Material to process:
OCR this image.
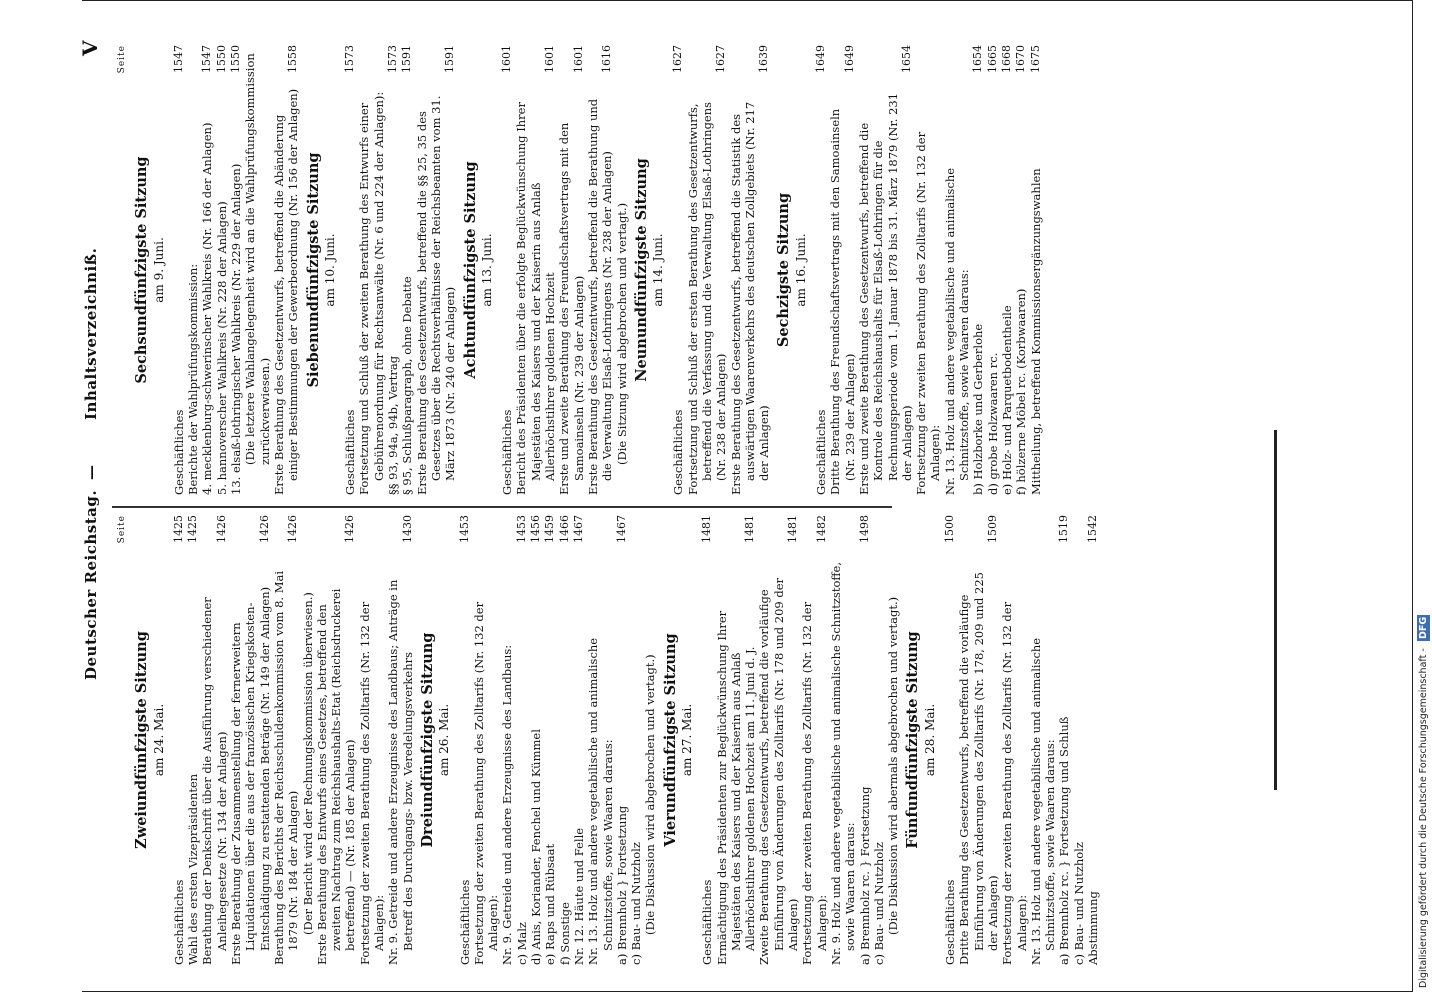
Deutscher Reichstag.
—
Inhaltsverzeichniß.
V
Seite
Zweiundfünfzigste Sitzung am 24. Mai.
Geschäftliches
1425
Wahl des ersten Vizepräsidenten
1425
Berathung der Denkschrift über die Ausführung verschiedener Anleihegesetze (Nr. 134 der Anlagen)
1426
Erste Berathung der Zusammenstellung der fernerweitern Liquidationen über die aus der französischen Kriegskosten-Entschädigung zu erstattenden Beträge (Nr. 149 der Anlagen)
1426
Berathung des Berichts der Reichsschuldenkommission vom 8. Mai 1879 (Nr. 184 der Anlagen)
1426
(Der Bericht wird der Rechnungskommission überwiesen.) Erste Berathung des Entwurfs eines Gesetzes, betreffend den zweiten Nachtrag zum Reichshaushalts-Etat (Reichsdruckerei betreffend) — (Nr. 185 der Anlagen)
1426
Fortsetzung der zweiten Berathung des Zolltarifs (Nr. 132 der Anlagen): Nr. 9. Getreide und andere Erzeugnisse des Landbaus; Anträge in Betreff des Durchgangs- bzw. Veredelungsverkehrs
1430
Dreiundfünfzigste Sitzung am 26. Mai.
Geschäftliches
1453
Fortsetzung der zweiten Berathung des Zolltarifs (Nr. 132 der Anlagen): Nr. 9. Getreide und andere Erzeugnisse des Landbaus: c) Malz
1453
d) Anis, Koriander, Fenchel und Kümmel
1456
e) Raps und Rübsaat
1459
f) Sonstige
1466
Nr. 12. Häute und Felle
1467
Nr. 13. Holz und andere vegetabilische und animalische Schnitzstoffe, sowie Waaren daraus: a) Brennholz } Fortsetzung
1467
c) Bau- und Nutzholz (Die Diskussion wird abgebrochen und vertagt.) Vierundfünfzigste Sitzung am 27. Mai.
Geschäftliches
1481
Ermächtigung des Präsidenten zur Beglückwünschung Ihrer Majestäten des Kaisers und der Kaiserin aus Anlaß Allerhöchstihrer goldenen Hochzeit am 11. Juni d. J.
1481
Zweite Berathung des Gesetzentwurfs, betreffend die vorläufige Einführung von Änderungen des Zolltarifs (Nr. 178 und 209 der Anlagen)
1481
Fortsetzung der zweiten Berathung des Zolltarifs (Nr. 132 der Anlagen):
1482
Nr. 9. Holz und andere vegetabilische und animalische Schnitzstoffe, sowie Waaren daraus: a) Brennholz rc. } Fortsetzung
1498
c) Bau- und Nutzholz (Die Diskussion wird abermals abgebrochen und vertagt.) Fünfundfünfzigste Sitzung am 28. Mai.
Geschäftliches
1500
Dritte Berathung des Gesetzentwurfs, betreffend die vorläufige Einführung von Änderungen des Zolltarifs (Nr. 178, 209 und 225 der Anlagen)
1509
Fortsetzung der zweiten Berathung des Zolltarifs (Nr. 132 der Anlagen): Nr. 13. Holz und andere vegetabilische und animalische Schnitzstoffe, sowie Waaren daraus: a) Brennholz rc. } Fortsetzung und Schluß
1519
c) Bau- und Nutzholz Abstimmung
1542
Seite
Sechsundfünfzigste Sitzung am 9. Juni.
Geschäftliches
1547
Berichte der Wahlprüfungskommission: 4. mecklenburg-schwerinscher Wahlkreis (Nr. 166 der Anlagen)
1547
5. hannoverscher Wahlkreis (Nr. 228 der Anlagen)
1550
13. elsaß-lothringischer Wahlkreis (Nr. 229 der Anlagen)
1550 (Die letztere Wahlangelegenheit wird an die Wahlprüfungskommission zurückverwiesen.) Erste Berathung des Gesetzentwurfs, betreffend die Abänderung einiger Bestimmungen der Gewerbeordnung (Nr. 156 der Anlagen)
1558
Siebenundfünfzigste Sitzung am 10. Juni.
Geschäftliches
1573
Fortsetzung und Schluß der zweiten Berathung des Entwurfs einer Gebührenordnung für Rechtsanwälte (Nr. 6 und 224 der Anlagen): §§ 93, 94a, 94b, Vertrag
1573
§ 95, Schlußparagraph, ohne Debatte
1591
Erste Berathung des Gesetzentwurfs, betreffend die §§ 25, 35 des Gesetzes über die Rechtsverhältnisse der Reichsbeamten vom 31. März 1873 (Nr. 240 der Anlagen)
1591
Achtundfünfzigste Sitzung am 13. Juni.
Geschäftliches
1601
Bericht des Präsidenten über die erfolgte Beglückwünschung Ihrer Majestäten des Kaisers und der Kaiserin aus Anlaß Allerhöchstihrer goldenen Hochzeit
1601
Erste und zweite Berathung des Freundschaftsvertrags mit den Samoainseln (Nr. 239 der Anlagen)
1601
Erste Berathung des Gesetzentwurfs, betreffend die Berathung und die Verwaltung Elsaß-Lothringens (Nr. 238 der Anlagen)
1616
(Die Sitzung wird abgebrochen und vertagt.) Neunundfünfzigste Sitzung am 14. Juni.
Geschäftliches
1627
Fortsetzung und Schluß der ersten Berathung des Gesetzentwurfs, betreffend die Verfassung und die Verwaltung Elsaß-Lothringens (Nr. 238 der Anlagen)
1627
Erste Berathung des Gesetzentwurfs, betreffend die Statistik des auswärtigen Waarenverkehrs des deutschen Zollgebiets (Nr. 217 der Anlagen)
1639
Sechzigste Sitzung am 16. Juni.
Geschäftliches
1649
Dritte Berathung des Freundschaftsvertrags mit den Samoainseln (Nr. 239 der Anlagen)
1649
Erste und zweite Berathung des Gesetzentwurfs, betreffend die Kontrole des Reichshaushalts für Elsaß-Lothringen für die Rechnungsperiode vom 1. Januar 1878 bis 31. März 1879 (Nr. 231 der Anlagen)
1654
Fortsetzung der zweiten Berathung des Zolltarifs (Nr. 132 der Anlagen): Nr. 13. Holz und andere vegetabilische und animalische Schnitzstoffe, sowie Waaren daraus: b) Holzborke und Gerberlohe
1654
d) grobe Holzwaaren rc.
1665
e) Holz- und Parquetbodentheile
1668
f) hölzerne Möbel rc. (Korbwaaren)
1670
Mittheilung, betreffend Kommissionsergänzungswahlen
1675
Digitalisierung gefördert durch die Deutsche Forschungsgemeinschaft - DFG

Problem statement: Copy down every line of the entries containing the word "Lothringens".

Solution to this problem:
Erste Berathung des Gesetzentwurfs, betreffend die Berathung und die Verwaltung Elsaß-Lothringens (Nr. 238 der Anlagen)
Fortsetzung und Schluß der ersten Berathung des Gesetzentwurfs, betreffend die Verfassung und die Verwaltung Elsaß-Lothringens (Nr. 238 der Anlagen)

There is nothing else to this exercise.